▶ **What you need to do**:
Show every line that has the string "автономного" in it.

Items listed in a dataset
* start *

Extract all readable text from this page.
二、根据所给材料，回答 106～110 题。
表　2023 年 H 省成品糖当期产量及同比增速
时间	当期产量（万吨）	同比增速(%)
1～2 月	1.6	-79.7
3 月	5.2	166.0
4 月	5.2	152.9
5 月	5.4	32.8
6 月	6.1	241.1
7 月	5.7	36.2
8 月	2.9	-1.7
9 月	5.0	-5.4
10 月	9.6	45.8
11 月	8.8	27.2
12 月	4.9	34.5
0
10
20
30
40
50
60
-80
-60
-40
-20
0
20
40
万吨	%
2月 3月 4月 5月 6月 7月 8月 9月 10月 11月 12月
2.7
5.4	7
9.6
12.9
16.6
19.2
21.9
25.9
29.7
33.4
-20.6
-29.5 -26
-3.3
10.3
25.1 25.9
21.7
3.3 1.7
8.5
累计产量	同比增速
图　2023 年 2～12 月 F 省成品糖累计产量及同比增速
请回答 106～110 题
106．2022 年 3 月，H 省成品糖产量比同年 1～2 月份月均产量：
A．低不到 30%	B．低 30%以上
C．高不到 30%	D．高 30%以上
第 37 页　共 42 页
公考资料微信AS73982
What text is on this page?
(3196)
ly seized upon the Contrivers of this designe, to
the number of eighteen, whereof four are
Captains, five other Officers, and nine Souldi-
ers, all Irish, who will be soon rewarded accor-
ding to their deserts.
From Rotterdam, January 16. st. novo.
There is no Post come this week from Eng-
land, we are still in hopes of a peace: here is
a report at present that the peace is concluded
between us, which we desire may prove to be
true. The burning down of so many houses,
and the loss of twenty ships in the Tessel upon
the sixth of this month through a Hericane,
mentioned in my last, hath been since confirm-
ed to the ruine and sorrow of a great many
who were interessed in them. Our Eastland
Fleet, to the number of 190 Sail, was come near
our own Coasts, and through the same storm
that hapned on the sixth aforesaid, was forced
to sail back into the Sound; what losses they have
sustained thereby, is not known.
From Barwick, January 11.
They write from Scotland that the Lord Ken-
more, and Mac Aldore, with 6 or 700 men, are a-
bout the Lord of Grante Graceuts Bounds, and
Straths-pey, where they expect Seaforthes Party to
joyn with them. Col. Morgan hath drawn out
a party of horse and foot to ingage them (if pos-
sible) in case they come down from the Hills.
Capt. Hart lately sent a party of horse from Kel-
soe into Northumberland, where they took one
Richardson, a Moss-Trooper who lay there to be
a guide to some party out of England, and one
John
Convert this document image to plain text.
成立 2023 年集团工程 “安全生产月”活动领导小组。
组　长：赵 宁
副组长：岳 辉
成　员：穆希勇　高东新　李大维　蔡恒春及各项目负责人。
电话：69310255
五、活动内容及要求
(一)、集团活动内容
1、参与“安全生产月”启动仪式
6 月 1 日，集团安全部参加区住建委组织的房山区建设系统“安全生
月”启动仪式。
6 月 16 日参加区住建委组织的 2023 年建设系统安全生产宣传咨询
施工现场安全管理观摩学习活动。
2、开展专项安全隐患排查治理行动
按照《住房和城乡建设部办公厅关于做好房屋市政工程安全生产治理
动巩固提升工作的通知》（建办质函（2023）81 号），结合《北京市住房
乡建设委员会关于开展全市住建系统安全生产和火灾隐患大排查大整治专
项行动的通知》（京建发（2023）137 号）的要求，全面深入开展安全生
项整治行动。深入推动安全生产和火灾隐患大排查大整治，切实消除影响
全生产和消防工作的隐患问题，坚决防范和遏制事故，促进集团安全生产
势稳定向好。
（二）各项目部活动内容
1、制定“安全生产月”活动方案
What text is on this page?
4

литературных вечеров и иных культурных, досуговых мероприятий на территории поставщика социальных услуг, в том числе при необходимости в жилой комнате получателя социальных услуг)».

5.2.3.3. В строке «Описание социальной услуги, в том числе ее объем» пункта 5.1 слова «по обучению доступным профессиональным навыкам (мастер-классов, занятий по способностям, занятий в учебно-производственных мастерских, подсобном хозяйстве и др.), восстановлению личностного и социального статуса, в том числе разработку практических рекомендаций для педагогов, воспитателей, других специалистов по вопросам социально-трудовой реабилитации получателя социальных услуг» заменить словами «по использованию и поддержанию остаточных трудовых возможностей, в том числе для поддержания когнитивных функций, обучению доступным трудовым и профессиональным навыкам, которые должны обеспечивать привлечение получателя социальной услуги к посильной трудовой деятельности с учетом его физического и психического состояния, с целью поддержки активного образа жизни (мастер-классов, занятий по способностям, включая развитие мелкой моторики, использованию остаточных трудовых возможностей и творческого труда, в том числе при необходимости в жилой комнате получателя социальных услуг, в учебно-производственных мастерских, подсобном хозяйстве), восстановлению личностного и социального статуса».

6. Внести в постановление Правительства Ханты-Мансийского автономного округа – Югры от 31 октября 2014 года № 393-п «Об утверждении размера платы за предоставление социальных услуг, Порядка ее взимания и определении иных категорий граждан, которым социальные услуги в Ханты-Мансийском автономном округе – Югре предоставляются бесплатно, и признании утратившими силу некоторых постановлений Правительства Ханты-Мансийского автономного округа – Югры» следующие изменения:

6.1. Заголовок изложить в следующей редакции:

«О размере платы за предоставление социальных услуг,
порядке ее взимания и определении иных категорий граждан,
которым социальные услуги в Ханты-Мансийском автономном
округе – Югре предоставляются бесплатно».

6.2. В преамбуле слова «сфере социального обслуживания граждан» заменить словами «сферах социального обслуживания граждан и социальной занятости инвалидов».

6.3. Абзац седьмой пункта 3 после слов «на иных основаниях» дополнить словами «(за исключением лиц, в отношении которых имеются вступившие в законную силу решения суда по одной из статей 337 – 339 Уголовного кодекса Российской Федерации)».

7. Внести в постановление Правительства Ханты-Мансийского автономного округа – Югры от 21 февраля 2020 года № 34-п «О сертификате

* end *

▶ **Task solution**:
6. Внести в постановление Правительства Ханты-Мансийского автономного округа – Югры от 31 октября 2014 года № 393-п «Об утверждении размера платы за предоставление социальных услуг, Порядка ее взимания и определении иных категорий граждан, которым социальные услуги в Ханты-Мансийском автономном округе – Югре предоставляются бесплатно, и признании утратившими силу некоторых постановлений Правительства Ханты-Мансийского автономного округа – Югры» следующие изменения:
7. Внести в постановление Правительства Ханты-Мансийского автономного округа – Югры от 21 февраля 2020 года № 34-п «О сертификате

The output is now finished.